**WORK INSTRUCTIONS**
Reproduce the rows below, switching every occurrence of "panel-title" to "subplot-title" and leaving everything else unchanged.

┌─ GIVEN RECORDS

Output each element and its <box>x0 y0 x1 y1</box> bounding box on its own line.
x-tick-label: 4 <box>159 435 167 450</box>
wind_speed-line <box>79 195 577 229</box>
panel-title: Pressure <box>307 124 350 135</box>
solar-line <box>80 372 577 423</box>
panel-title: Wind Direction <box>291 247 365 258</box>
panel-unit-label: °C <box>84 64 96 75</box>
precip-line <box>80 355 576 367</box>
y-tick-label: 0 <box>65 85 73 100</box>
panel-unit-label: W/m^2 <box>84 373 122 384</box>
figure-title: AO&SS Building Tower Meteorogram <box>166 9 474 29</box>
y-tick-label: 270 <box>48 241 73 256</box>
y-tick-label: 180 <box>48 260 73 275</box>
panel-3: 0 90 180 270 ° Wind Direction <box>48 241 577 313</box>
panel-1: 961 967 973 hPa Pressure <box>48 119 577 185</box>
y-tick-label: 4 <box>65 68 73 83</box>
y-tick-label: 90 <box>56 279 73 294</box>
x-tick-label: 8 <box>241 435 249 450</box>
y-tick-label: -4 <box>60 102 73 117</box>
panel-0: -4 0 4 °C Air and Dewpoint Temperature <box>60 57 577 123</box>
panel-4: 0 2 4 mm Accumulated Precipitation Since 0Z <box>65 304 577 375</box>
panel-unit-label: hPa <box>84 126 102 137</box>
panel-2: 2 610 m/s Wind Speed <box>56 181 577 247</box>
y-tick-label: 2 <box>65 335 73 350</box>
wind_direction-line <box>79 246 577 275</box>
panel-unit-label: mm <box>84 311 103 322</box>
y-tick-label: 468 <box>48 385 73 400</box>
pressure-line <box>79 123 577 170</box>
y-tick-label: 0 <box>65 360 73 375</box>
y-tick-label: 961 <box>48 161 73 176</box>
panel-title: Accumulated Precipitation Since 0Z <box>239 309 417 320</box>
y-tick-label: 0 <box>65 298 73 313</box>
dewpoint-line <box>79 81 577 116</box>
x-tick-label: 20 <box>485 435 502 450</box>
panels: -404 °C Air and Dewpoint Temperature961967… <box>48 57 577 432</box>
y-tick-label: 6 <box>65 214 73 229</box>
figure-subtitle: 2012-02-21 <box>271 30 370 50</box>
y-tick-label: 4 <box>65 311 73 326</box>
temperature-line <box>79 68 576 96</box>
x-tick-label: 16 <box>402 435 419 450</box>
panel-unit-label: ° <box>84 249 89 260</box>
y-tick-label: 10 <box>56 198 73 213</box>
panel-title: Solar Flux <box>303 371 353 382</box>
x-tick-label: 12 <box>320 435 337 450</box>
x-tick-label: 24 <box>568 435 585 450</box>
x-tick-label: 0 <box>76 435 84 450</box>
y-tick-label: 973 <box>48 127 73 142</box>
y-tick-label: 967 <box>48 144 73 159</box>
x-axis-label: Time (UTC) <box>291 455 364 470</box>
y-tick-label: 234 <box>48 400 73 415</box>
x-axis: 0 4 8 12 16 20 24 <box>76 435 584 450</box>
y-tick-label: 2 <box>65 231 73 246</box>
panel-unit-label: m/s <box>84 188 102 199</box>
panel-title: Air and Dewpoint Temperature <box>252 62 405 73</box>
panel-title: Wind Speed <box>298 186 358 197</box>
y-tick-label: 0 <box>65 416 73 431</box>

└─

**FINISHED ANSWER**
Output each element and its <box>x0 y0 x1 y1</box> bounding box on its own line.
x-tick-label: 4 <box>159 435 167 450</box>
wind_speed-line <box>79 195 577 229</box>
subplot-title: Pressure <box>307 124 350 135</box>
solar-line <box>80 372 577 423</box>
subplot-title: Wind Direction <box>291 247 365 258</box>
panel-unit-label: °C <box>84 64 96 75</box>
precip-line <box>80 355 576 367</box>
y-tick-label: 0 <box>65 85 73 100</box>
panel-unit-label: W/m^2 <box>84 373 122 384</box>
figure-title: AO&SS Building Tower Meteorogram <box>166 9 474 29</box>
y-tick-label: 270 <box>48 241 73 256</box>
y-tick-label: 180 <box>48 260 73 275</box>
panel-3: 0 90 180 270 ° Wind Direction <box>48 241 577 313</box>
panel-1: 961 967 973 hPa Pressure <box>48 119 577 185</box>
y-tick-label: 4 <box>65 68 73 83</box>
y-tick-label: 90 <box>56 279 73 294</box>
x-tick-label: 8 <box>241 435 249 450</box>
y-tick-label: -4 <box>60 102 73 117</box>
panel-0: -4 0 4 °C Air and Dewpoint Temperature <box>60 57 577 123</box>
panel-4: 0 2 4 mm Accumulated Precipitation Since 0Z <box>65 304 577 375</box>
panel-unit-label: hPa <box>84 126 102 137</box>
panel-2: 2 610 m/s Wind Speed <box>56 181 577 247</box>
y-tick-label: 2 <box>65 335 73 350</box>
wind_direction-line <box>79 246 577 275</box>
panel-unit-label: mm <box>84 311 103 322</box>
y-tick-label: 468 <box>48 385 73 400</box>
pressure-line <box>79 123 577 170</box>
y-tick-label: 0 <box>65 360 73 375</box>
y-tick-label: 961 <box>48 161 73 176</box>
subplot-title: Accumulated Precipitation Since 0Z <box>239 309 417 320</box>
y-tick-label: 0 <box>65 298 73 313</box>
dewpoint-line <box>79 81 577 116</box>
x-tick-label: 20 <box>485 435 502 450</box>
panels: -404 °C Air and Dewpoint Temperature961967… <box>48 57 577 432</box>
y-tick-label: 6 <box>65 214 73 229</box>
figure-subtitle: 2012-02-21 <box>271 30 370 50</box>
y-tick-label: 4 <box>65 311 73 326</box>
temperature-line <box>79 68 576 96</box>
x-tick-label: 16 <box>402 435 419 450</box>
panel-unit-label: ° <box>84 249 89 260</box>
y-tick-label: 10 <box>56 198 73 213</box>
subplot-title: Solar Flux <box>303 371 353 382</box>
x-tick-label: 12 <box>320 435 337 450</box>
x-tick-label: 24 <box>568 435 585 450</box>
x-tick-label: 0 <box>76 435 84 450</box>
y-tick-label: 973 <box>48 127 73 142</box>
y-tick-label: 967 <box>48 144 73 159</box>
x-axis-label: Time (UTC) <box>291 455 364 470</box>
y-tick-label: 234 <box>48 400 73 415</box>
x-axis: 0 4 8 12 16 20 24 <box>76 435 584 450</box>
y-tick-label: 2 <box>65 231 73 246</box>
panel-unit-label: m/s <box>84 188 102 199</box>
subplot-title: Air and Dewpoint Temperature <box>252 62 405 73</box>
subplot-title: Wind Speed <box>298 186 358 197</box>
y-tick-label: 0 <box>65 416 73 431</box>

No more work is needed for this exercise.